◆ **INSTRUCTIONS TO FOLLOW**
Retype every entry word for word.

Saved data entries
##########

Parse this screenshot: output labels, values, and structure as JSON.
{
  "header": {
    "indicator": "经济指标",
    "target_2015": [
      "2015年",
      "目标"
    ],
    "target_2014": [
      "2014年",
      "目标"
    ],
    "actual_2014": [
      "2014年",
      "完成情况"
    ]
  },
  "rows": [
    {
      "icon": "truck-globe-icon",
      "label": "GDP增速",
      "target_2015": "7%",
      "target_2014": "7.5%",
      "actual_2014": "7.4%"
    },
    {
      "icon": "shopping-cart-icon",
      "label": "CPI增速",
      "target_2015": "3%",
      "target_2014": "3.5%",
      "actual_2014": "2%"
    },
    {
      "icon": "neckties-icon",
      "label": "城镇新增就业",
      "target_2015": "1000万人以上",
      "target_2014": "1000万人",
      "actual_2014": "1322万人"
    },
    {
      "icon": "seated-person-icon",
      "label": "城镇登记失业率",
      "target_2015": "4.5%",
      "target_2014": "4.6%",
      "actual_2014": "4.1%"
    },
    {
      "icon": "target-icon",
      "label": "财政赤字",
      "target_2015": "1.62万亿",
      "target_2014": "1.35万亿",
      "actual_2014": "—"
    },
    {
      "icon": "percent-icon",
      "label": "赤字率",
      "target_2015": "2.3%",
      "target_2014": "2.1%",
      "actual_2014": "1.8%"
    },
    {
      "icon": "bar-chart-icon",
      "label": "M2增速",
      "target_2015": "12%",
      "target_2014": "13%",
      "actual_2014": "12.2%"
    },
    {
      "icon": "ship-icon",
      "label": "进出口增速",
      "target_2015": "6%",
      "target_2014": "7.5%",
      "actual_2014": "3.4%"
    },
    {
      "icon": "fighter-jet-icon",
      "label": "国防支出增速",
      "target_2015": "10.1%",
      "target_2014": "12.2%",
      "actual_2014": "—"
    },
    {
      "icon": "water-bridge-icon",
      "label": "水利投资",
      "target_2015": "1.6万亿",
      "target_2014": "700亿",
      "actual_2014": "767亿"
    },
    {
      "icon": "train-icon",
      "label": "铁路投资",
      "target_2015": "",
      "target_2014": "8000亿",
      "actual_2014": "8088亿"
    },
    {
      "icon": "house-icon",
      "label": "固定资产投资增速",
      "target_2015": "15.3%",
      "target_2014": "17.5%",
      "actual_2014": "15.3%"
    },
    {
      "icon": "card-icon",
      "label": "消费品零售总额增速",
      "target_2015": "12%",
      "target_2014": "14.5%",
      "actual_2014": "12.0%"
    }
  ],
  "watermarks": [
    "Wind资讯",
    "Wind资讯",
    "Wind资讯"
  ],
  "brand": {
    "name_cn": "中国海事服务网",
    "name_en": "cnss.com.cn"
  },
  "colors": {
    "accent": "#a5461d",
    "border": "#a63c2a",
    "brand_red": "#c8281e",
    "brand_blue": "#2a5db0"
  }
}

##########

◆ **SOLUTION**
Parse this screenshot: output labels, values, and structure as JSON.
{
  "header": {
    "indicator": "经济指标",
    "target_2015": [
      "2015年",
      "目标"
    ],
    "target_2014": [
      "2014年",
      "目标"
    ],
    "actual_2014": [
      "2014年",
      "完成情况"
    ]
  },
  "rows": [
    {
      "icon": "truck-globe-icon",
      "label": "GDP增速",
      "target_2015": "7%",
      "target_2014": "7.5%",
      "actual_2014": "7.4%"
    },
    {
      "icon": "shopping-cart-icon",
      "label": "CPI增速",
      "target_2015": "3%",
      "target_2014": "3.5%",
      "actual_2014": "2%"
    },
    {
      "icon": "neckties-icon",
      "label": "城镇新增就业",
      "target_2015": "1000万人以上",
      "target_2014": "1000万人",
      "actual_2014": "1322万人"
    },
    {
      "icon": "seated-person-icon",
      "label": "城镇登记失业率",
      "target_2015": "4.5%",
      "target_2014": "4.6%",
      "actual_2014": "4.1%"
    },
    {
      "icon": "target-icon",
      "label": "财政赤字",
      "target_2015": "1.62万亿",
      "target_2014": "1.35万亿",
      "actual_2014": "—"
    },
    {
      "icon": "percent-icon",
      "label": "赤字率",
      "target_2015": "2.3%",
      "target_2014": "2.1%",
      "actual_2014": "1.8%"
    },
    {
      "icon": "bar-chart-icon",
      "label": "M2增速",
      "target_2015": "12%",
      "target_2014": "13%",
      "actual_2014": "12.2%"
    },
    {
      "icon": "ship-icon",
      "label": "进出口增速",
      "target_2015": "6%",
      "target_2014": "7.5%",
      "actual_2014": "3.4%"
    },
    {
      "icon": "fighter-jet-icon",
      "label": "国防支出增速",
      "target_2015": "10.1%",
      "target_2014": "12.2%",
      "actual_2014": "—"
    },
    {
      "icon": "water-bridge-icon",
      "label": "水利投资",
      "target_2015": "1.6万亿",
      "target_2014": "700亿",
      "actual_2014": "767亿"
    },
    {
      "icon": "train-icon",
      "label": "铁路投资",
      "target_2015": "",
      "target_2014": "8000亿",
      "actual_2014": "8088亿"
    },
    {
      "icon": "house-icon",
      "label": "固定资产投资增速",
      "target_2015": "15.3%",
      "target_2014": "17.5%",
      "actual_2014": "15.3%"
    },
    {
      "icon": "card-icon",
      "label": "消费品零售总额增速",
      "target_2015": "12%",
      "target_2014": "14.5%",
      "actual_2014": "12.0%"
    }
  ],
  "watermarks": [
    "Wind资讯",
    "Wind资讯",
    "Wind资讯"
  ],
  "brand": {
    "name_cn": "中国海事服务网",
    "name_en": "cnss.com.cn"
  },
  "colors": {
    "accent": "#a5461d",
    "border": "#a63c2a",
    "brand_red": "#c8281e",
    "brand_blue": "#2a5db0"
  }
}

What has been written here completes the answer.